Requirement
Give the number of lines in this listing that contain the word "title", and nothing else.

Records to process

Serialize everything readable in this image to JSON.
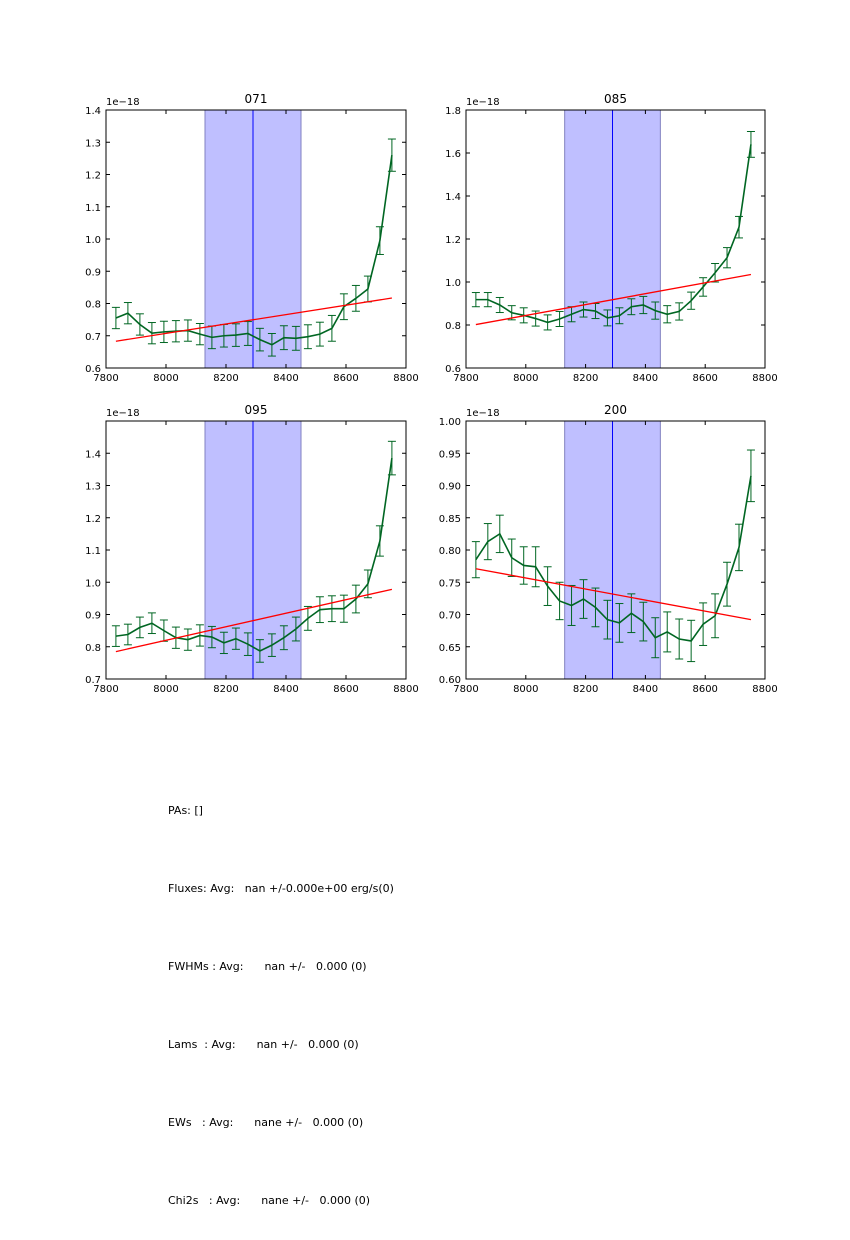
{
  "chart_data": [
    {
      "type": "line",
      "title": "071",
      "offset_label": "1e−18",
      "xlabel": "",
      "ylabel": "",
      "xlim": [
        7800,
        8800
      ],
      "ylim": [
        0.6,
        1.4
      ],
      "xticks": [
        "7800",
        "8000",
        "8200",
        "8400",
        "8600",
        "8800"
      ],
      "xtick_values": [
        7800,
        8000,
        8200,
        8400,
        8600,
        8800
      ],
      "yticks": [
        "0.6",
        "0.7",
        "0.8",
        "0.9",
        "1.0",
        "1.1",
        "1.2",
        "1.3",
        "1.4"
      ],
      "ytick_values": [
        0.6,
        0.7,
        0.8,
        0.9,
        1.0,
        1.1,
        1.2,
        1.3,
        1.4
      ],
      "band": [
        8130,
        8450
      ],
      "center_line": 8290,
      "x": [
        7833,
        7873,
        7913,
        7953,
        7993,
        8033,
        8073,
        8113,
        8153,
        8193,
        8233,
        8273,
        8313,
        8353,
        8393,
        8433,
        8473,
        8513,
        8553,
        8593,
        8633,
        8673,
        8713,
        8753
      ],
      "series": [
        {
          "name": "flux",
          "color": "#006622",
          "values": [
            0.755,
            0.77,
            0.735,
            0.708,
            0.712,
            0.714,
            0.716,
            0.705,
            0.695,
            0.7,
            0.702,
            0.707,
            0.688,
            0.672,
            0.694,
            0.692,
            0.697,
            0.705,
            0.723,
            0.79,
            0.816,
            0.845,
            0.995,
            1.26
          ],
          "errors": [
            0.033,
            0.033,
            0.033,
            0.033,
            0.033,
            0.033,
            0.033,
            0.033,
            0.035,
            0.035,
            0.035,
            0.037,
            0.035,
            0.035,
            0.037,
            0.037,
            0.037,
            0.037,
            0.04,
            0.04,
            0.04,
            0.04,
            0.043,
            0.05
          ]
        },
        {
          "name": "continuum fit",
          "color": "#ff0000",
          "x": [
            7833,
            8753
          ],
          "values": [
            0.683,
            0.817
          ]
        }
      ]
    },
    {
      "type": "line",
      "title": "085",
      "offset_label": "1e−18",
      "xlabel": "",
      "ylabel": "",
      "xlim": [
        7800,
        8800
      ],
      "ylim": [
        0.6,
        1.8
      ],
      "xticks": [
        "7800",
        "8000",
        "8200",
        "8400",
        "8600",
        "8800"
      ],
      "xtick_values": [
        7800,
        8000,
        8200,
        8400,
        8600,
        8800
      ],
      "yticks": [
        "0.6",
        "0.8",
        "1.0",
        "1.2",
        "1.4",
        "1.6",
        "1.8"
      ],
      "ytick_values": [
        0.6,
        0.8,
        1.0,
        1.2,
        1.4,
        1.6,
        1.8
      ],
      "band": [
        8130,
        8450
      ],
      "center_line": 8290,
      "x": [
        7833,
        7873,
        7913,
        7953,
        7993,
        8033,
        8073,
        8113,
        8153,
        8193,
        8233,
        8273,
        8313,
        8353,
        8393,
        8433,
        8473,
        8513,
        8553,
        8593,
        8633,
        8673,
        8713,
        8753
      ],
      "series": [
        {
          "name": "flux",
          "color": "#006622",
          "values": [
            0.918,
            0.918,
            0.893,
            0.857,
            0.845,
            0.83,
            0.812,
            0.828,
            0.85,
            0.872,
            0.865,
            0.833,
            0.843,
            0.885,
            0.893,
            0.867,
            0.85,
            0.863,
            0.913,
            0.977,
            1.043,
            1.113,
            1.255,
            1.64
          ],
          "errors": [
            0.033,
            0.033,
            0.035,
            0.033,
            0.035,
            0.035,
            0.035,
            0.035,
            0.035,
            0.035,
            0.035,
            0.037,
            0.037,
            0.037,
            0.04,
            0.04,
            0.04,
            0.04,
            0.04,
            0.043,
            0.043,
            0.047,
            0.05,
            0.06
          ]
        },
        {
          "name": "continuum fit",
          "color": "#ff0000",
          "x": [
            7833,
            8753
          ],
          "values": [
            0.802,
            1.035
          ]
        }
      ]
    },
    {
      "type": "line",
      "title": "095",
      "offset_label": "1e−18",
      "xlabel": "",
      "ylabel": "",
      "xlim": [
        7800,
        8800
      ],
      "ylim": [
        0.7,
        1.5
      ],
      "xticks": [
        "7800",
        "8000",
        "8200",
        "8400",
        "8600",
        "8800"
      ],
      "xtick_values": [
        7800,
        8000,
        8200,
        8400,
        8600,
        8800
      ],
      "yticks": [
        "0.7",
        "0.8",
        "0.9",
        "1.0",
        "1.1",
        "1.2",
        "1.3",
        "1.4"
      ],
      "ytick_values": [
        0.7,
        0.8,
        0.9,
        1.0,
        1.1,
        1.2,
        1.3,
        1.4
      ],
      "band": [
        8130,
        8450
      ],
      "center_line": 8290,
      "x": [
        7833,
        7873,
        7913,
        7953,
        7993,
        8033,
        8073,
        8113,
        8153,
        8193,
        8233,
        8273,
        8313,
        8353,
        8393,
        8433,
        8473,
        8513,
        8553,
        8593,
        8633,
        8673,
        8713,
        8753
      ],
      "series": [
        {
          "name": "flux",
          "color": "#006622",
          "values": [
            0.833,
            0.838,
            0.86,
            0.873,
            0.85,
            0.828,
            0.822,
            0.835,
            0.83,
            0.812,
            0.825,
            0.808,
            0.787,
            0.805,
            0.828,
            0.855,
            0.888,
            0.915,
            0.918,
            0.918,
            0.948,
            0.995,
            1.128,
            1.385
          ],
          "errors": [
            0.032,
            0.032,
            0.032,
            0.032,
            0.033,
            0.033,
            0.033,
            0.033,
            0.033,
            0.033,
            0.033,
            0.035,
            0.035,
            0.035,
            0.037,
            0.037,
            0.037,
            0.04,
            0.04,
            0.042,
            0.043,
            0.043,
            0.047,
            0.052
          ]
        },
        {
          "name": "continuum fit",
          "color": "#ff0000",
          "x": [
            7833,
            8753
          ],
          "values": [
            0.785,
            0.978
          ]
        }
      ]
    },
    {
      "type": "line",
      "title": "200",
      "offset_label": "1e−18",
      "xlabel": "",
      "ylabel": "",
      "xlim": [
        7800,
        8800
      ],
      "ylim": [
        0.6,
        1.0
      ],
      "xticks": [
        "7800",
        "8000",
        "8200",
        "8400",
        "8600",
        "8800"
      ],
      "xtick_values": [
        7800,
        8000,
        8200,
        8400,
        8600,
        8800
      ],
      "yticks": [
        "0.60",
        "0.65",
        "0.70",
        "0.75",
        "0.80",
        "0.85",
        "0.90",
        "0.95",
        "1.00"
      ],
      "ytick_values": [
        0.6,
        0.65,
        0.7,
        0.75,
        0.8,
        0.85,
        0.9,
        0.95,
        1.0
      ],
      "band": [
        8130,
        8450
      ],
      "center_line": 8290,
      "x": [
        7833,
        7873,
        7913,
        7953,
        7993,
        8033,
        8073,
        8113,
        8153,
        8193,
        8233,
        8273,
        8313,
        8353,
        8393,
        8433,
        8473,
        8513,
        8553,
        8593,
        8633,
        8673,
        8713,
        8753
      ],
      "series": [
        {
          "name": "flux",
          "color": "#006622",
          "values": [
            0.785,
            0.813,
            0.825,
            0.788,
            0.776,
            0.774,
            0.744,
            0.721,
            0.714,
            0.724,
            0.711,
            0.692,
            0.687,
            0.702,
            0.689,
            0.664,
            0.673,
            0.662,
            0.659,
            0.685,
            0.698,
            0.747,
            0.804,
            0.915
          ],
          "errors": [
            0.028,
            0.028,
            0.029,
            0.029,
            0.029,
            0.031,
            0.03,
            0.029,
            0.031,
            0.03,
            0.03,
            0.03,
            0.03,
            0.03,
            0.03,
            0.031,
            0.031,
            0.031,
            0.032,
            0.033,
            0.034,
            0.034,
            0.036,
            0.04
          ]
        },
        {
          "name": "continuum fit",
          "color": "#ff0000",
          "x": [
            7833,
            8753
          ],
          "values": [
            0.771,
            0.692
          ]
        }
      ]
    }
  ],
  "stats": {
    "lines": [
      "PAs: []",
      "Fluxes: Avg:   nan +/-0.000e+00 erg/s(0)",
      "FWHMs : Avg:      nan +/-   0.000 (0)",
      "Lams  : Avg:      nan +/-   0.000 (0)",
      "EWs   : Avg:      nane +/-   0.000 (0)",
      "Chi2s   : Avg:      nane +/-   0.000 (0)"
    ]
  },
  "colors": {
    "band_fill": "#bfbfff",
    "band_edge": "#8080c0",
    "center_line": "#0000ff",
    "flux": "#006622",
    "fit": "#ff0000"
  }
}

Result of this task
4